- [Exercise brief]:
Find "Type out the text in this image." in the material below, then copy that line and every subsequent line to the end, exactly.

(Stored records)
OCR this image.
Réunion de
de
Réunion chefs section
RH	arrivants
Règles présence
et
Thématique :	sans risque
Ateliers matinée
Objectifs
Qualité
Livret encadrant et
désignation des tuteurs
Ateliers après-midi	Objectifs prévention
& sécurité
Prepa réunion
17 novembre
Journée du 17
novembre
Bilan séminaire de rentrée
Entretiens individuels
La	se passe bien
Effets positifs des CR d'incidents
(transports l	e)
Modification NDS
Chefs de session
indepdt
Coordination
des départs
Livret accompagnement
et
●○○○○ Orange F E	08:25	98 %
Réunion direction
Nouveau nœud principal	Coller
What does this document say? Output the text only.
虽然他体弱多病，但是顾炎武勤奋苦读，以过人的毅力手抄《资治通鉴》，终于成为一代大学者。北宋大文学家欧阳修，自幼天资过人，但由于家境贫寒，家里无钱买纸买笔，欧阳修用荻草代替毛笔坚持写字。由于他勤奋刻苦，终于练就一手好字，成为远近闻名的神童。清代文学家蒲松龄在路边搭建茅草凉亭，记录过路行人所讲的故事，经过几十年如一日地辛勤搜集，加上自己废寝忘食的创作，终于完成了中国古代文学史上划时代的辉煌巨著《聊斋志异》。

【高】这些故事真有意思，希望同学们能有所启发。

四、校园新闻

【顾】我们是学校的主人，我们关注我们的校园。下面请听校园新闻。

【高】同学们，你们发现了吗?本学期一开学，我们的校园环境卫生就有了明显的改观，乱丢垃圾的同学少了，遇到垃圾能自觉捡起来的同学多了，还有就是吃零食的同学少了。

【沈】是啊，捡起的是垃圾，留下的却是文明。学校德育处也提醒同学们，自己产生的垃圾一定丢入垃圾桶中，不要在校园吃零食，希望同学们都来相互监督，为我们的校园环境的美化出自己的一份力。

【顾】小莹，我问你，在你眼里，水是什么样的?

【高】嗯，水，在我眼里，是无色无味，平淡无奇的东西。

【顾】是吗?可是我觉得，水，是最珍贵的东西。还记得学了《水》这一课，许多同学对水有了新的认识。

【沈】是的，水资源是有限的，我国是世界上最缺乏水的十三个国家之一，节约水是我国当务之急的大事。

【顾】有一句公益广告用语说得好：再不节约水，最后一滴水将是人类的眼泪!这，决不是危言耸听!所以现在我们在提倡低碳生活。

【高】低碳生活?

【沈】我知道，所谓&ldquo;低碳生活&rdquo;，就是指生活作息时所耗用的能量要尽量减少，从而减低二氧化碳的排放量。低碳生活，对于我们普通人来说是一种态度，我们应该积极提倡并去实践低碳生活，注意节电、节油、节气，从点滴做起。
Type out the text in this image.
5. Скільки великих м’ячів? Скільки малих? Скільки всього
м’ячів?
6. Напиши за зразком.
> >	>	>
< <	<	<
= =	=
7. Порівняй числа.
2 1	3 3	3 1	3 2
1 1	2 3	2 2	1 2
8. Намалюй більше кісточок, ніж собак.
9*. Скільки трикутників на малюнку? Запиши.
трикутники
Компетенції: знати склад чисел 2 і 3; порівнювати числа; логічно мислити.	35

- [Solution to the problem]:
Type out the text in this image.
5. Скільки великих м’ячів? Скільки малих? Скільки всього
м’ячів?
6. Напиши за зразком.
> >	>	>
< <	<	<
= =	=
7. Порівняй числа.
2 1	3 3	3 1	3 2
1 1	2 3	2 2	1 2
8. Намалюй більше кісточок, ніж собак.
9*. Скільки трикутників на малюнку? Запиши.
трикутники
Компетенції: знати склад чисел 2 і 3; порівнювати числа; логічно мислити.	35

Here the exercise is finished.